Your goal:
Only the pictures are omitted; repeat all other data exactly.
+--
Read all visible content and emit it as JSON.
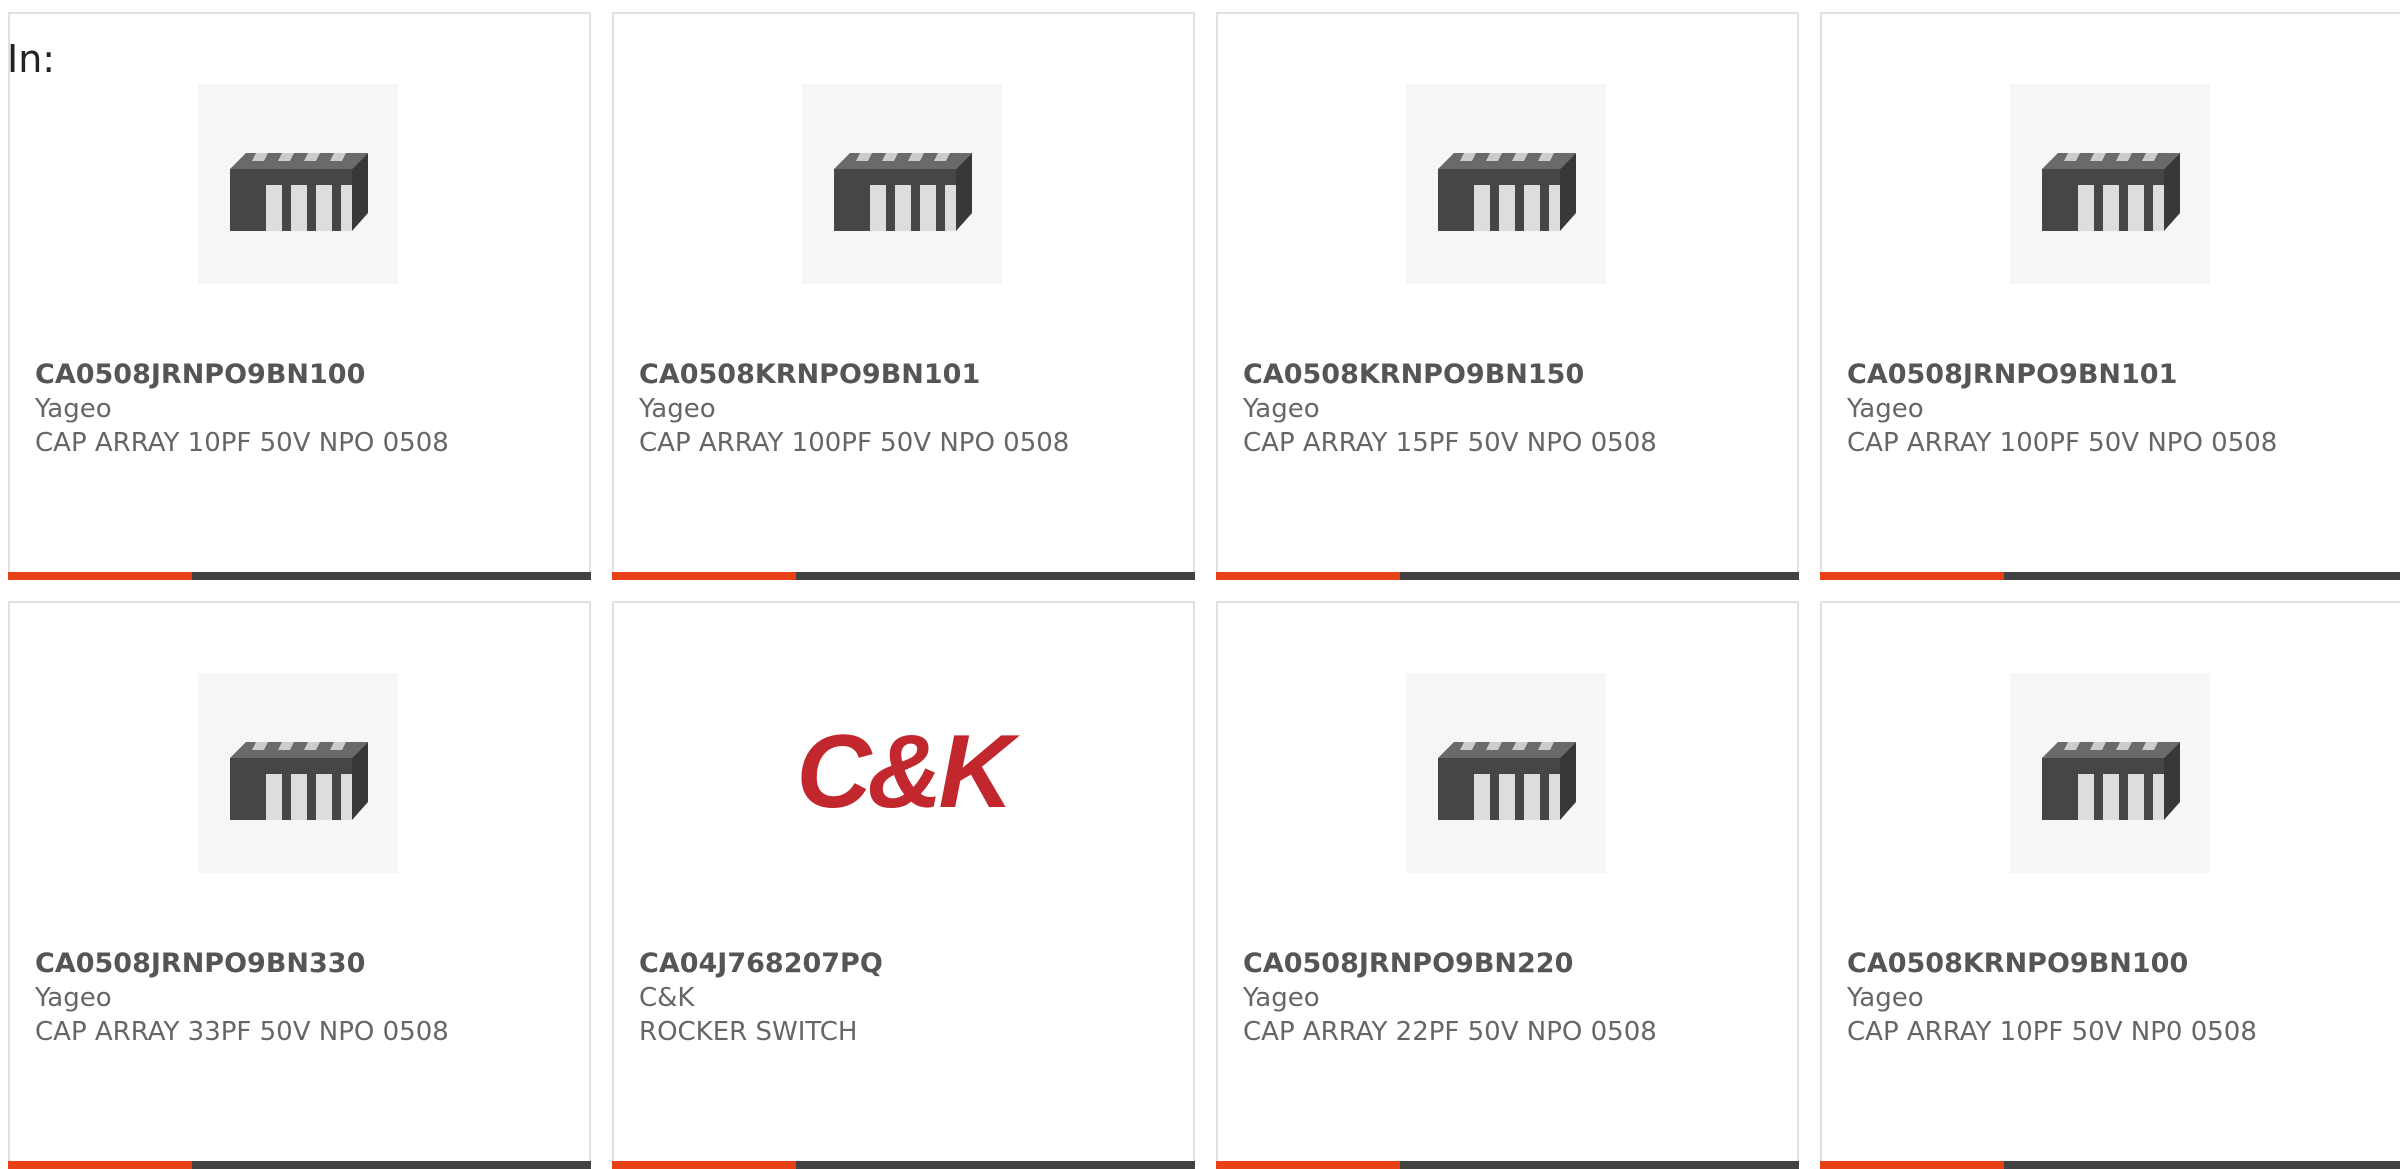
{
  "filter": {
    "label": "In:"
  },
  "colors": {
    "accent": "#e84118",
    "bar": "#424242",
    "card_border": "#e1e1e1"
  },
  "products": [
    {
      "part_number": "CA0508JRNPO9BN100",
      "manufacturer": "Yageo",
      "description": "CAP ARRAY 10PF 50V NPO 0508",
      "image": "capacitor-array-icon"
    },
    {
      "part_number": "CA0508KRNPO9BN101",
      "manufacturer": "Yageo",
      "description": "CAP ARRAY 100PF 50V NPO 0508",
      "image": "capacitor-array-icon"
    },
    {
      "part_number": "CA0508KRNPO9BN150",
      "manufacturer": "Yageo",
      "description": "CAP ARRAY 15PF 50V NPO 0508",
      "image": "capacitor-array-icon"
    },
    {
      "part_number": "CA0508JRNPO9BN101",
      "manufacturer": "Yageo",
      "description": "CAP ARRAY 100PF 50V NPO 0508",
      "image": "capacitor-array-icon"
    },
    {
      "part_number": "CA0508JRNPO9BN330",
      "manufacturer": "Yageo",
      "description": "CAP ARRAY 33PF 50V NPO 0508",
      "image": "capacitor-array-icon"
    },
    {
      "part_number": "CA04J768207PQ",
      "manufacturer": "C&K",
      "description": "ROCKER SWITCH",
      "image": "ck-logo",
      "logo_text": "C&K"
    },
    {
      "part_number": "CA0508JRNPO9BN220",
      "manufacturer": "Yageo",
      "description": "CAP ARRAY 22PF 50V NPO 0508",
      "image": "capacitor-array-icon"
    },
    {
      "part_number": "CA0508KRNPO9BN100",
      "manufacturer": "Yageo",
      "description": "CAP ARRAY 10PF 50V NP0 0508",
      "image": "capacitor-array-icon"
    }
  ]
}
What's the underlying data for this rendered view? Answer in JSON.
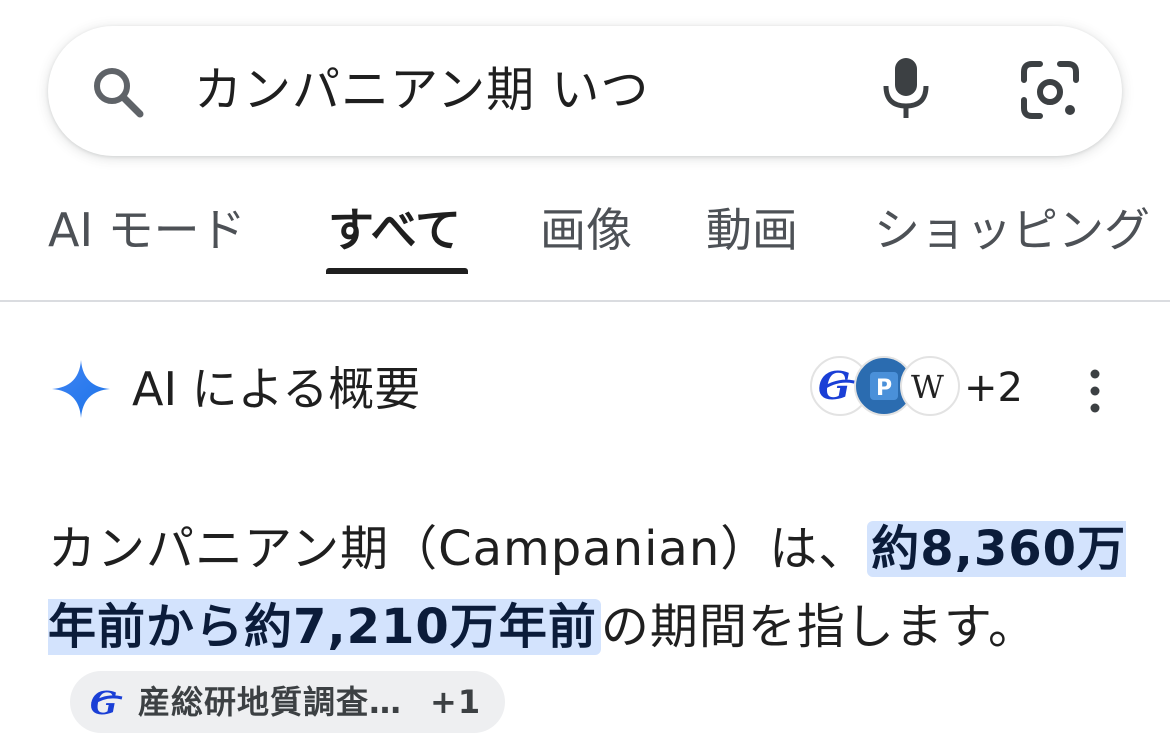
{
  "search": {
    "query": "カンパニアン期 いつ"
  },
  "tabs": [
    {
      "label": "AI モード",
      "active": false
    },
    {
      "label": "すべて",
      "active": true
    },
    {
      "label": "画像",
      "active": false
    },
    {
      "label": "動画",
      "active": false
    },
    {
      "label": "ショッピング",
      "active": false
    }
  ],
  "ai_overview": {
    "title": "AI による概要",
    "sources_more": "+2",
    "source_icons": [
      "gsj-icon",
      "p-icon",
      "wikipedia-icon"
    ],
    "answer": {
      "part1": "カンパニアン期（Campanian）は、",
      "highlight": "約8,360万年前から約7,210万年前",
      "part2": "の期間を指します。"
    },
    "citation_chip": {
      "label": "産総研地質調査…",
      "more": "+1"
    }
  },
  "colors": {
    "highlight_bg": "#d3e3fd",
    "ai_spark": "#4285f4",
    "divider": "#dadce0"
  }
}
+--
Task output:
Read all visible content and emit it as JSON.
{
  "filter": {
    "label": "In:"
  },
  "colors": {
    "accent": "#e84118",
    "bar": "#424242",
    "card_border": "#e1e1e1"
  },
  "products": [
    {
      "part_number": "CA0508JRNPO9BN100",
      "manufacturer": "Yageo",
      "description": "CAP ARRAY 10PF 50V NPO 0508",
      "image": "capacitor-array-icon"
    },
    {
      "part_number": "CA0508KRNPO9BN101",
      "manufacturer": "Yageo",
      "description": "CAP ARRAY 100PF 50V NPO 0508",
      "image": "capacitor-array-icon"
    },
    {
      "part_number": "CA0508KRNPO9BN150",
      "manufacturer": "Yageo",
      "description": "CAP ARRAY 15PF 50V NPO 0508",
      "image": "capacitor-array-icon"
    },
    {
      "part_number": "CA0508JRNPO9BN101",
      "manufacturer": "Yageo",
      "description": "CAP ARRAY 100PF 50V NPO 0508",
      "image": "capacitor-array-icon"
    },
    {
      "part_number": "CA0508JRNPO9BN330",
      "manufacturer": "Yageo",
      "description": "CAP ARRAY 33PF 50V NPO 0508",
      "image": "capacitor-array-icon"
    },
    {
      "part_number": "CA04J768207PQ",
      "manufacturer": "C&K",
      "description": "ROCKER SWITCH",
      "image": "ck-logo",
      "logo_text": "C&K"
    },
    {
      "part_number": "CA0508JRNPO9BN220",
      "manufacturer": "Yageo",
      "description": "CAP ARRAY 22PF 50V NPO 0508",
      "image": "capacitor-array-icon"
    },
    {
      "part_number": "CA0508KRNPO9BN100",
      "manufacturer": "Yageo",
      "description": "CAP ARRAY 10PF 50V NP0 0508",
      "image": "capacitor-array-icon"
    }
  ]
}
What's the underlying data for this rendered view? Answer in JSON.
{
  "search": {
    "query": "カンパニアン期 いつ"
  },
  "tabs": [
    {
      "label": "AI モード",
      "active": false
    },
    {
      "label": "すべて",
      "active": true
    },
    {
      "label": "画像",
      "active": false
    },
    {
      "label": "動画",
      "active": false
    },
    {
      "label": "ショッピング",
      "active": false
    }
  ],
  "ai_overview": {
    "title": "AI による概要",
    "sources_more": "+2",
    "source_icons": [
      "gsj-icon",
      "p-icon",
      "wikipedia-icon"
    ],
    "answer": {
      "part1": "カンパニアン期（Campanian）は、",
      "highlight": "約8,360万年前から約7,210万年前",
      "part2": "の期間を指します。"
    },
    "citation_chip": {
      "label": "産総研地質調査…",
      "more": "+1"
    }
  },
  "colors": {
    "highlight_bg": "#d3e3fd",
    "ai_spark": "#4285f4",
    "divider": "#dadce0"
  }
}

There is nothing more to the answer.